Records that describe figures

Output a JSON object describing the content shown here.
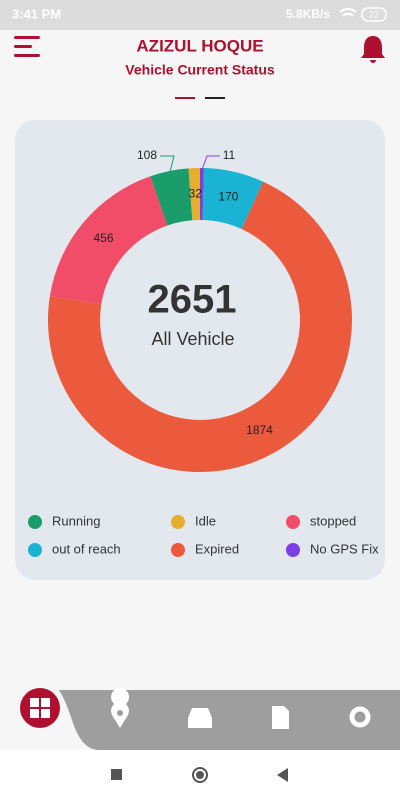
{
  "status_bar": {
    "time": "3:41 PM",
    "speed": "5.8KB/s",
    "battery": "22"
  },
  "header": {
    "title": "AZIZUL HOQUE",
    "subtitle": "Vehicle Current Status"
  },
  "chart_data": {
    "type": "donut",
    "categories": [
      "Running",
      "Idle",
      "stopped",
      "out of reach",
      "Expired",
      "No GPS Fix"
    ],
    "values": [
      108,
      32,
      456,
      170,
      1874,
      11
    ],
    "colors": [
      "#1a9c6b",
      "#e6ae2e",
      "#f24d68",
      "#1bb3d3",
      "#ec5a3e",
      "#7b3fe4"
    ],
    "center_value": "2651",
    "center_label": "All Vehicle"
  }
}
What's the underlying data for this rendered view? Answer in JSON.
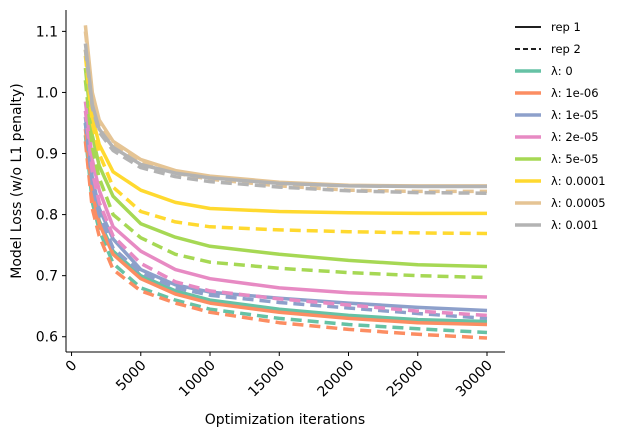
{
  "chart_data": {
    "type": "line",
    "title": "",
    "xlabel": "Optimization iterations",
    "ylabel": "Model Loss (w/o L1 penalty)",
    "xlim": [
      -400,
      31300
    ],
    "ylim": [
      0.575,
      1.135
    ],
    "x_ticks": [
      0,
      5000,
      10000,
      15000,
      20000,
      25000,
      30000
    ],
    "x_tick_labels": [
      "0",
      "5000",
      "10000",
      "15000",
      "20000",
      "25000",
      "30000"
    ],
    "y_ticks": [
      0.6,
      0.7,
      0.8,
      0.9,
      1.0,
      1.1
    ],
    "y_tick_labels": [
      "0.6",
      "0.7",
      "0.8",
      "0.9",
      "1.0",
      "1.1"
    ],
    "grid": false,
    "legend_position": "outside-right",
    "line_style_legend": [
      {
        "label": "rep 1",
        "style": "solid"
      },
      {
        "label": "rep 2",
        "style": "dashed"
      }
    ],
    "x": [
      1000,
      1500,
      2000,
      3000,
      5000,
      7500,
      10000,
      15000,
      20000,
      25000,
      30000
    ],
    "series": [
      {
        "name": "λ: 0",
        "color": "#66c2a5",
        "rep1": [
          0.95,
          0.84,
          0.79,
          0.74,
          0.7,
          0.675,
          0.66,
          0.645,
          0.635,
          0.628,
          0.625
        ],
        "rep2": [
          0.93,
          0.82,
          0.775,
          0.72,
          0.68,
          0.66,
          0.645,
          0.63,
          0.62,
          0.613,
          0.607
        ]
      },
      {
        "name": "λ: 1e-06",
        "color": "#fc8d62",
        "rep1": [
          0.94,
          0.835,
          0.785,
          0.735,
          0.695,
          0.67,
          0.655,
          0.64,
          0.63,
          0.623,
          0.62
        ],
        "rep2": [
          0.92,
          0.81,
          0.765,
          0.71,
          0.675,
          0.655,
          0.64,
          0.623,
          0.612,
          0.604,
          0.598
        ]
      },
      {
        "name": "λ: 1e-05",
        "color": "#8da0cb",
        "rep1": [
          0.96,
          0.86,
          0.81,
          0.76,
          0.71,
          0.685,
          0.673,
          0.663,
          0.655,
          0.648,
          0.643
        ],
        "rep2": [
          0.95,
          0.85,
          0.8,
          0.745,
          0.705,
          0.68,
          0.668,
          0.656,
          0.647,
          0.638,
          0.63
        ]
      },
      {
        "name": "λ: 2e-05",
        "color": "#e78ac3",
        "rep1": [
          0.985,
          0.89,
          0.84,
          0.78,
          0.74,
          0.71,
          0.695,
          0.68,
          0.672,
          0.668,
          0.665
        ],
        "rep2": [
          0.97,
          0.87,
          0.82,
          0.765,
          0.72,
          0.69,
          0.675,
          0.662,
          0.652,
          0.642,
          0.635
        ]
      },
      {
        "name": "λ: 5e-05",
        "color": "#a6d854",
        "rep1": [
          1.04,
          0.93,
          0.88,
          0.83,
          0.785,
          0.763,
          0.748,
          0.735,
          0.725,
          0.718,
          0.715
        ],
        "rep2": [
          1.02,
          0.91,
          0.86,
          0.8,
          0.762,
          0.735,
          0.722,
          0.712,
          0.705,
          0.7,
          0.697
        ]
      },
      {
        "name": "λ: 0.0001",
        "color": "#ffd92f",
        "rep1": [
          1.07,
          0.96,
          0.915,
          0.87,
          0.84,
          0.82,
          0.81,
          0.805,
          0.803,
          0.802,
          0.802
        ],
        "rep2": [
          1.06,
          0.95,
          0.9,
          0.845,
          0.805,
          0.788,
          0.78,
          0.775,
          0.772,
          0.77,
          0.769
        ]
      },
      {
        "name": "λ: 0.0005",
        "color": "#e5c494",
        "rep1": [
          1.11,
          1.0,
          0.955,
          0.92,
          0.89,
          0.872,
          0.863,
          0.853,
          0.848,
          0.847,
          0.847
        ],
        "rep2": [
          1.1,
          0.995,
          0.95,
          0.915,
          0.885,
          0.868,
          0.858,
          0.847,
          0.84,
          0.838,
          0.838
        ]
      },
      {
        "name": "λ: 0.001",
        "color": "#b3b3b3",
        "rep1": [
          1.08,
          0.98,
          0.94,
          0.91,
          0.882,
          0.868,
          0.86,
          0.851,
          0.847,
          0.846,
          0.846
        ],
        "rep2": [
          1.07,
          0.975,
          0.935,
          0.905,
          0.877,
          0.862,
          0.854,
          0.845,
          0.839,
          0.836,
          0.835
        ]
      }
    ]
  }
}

==

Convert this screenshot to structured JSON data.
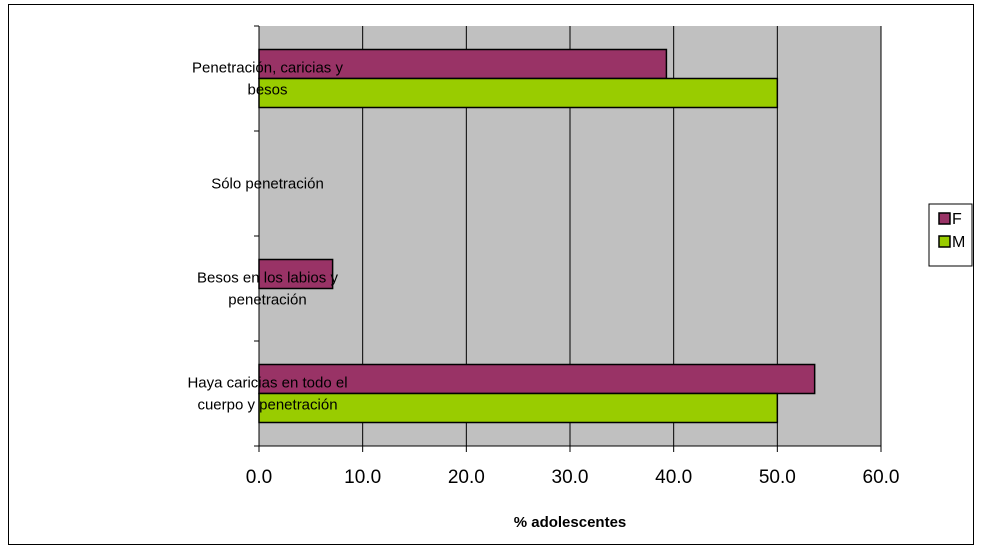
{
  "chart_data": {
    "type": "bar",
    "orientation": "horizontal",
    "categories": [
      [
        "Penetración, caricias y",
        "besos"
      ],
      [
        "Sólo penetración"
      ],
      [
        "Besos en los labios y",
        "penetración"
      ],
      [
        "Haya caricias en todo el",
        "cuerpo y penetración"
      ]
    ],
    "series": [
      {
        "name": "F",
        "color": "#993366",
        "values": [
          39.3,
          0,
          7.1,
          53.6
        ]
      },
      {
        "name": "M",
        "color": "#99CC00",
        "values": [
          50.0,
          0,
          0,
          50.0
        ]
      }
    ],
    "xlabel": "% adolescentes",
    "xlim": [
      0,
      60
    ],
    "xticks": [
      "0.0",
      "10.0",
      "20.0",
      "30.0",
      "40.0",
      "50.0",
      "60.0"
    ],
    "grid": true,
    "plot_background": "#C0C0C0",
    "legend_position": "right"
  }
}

Problem requirements: Show every line of the listing in which the string "right" can be found.

Solved exercise:
    "legend_position": "outside-right",
    "legend_position": "right"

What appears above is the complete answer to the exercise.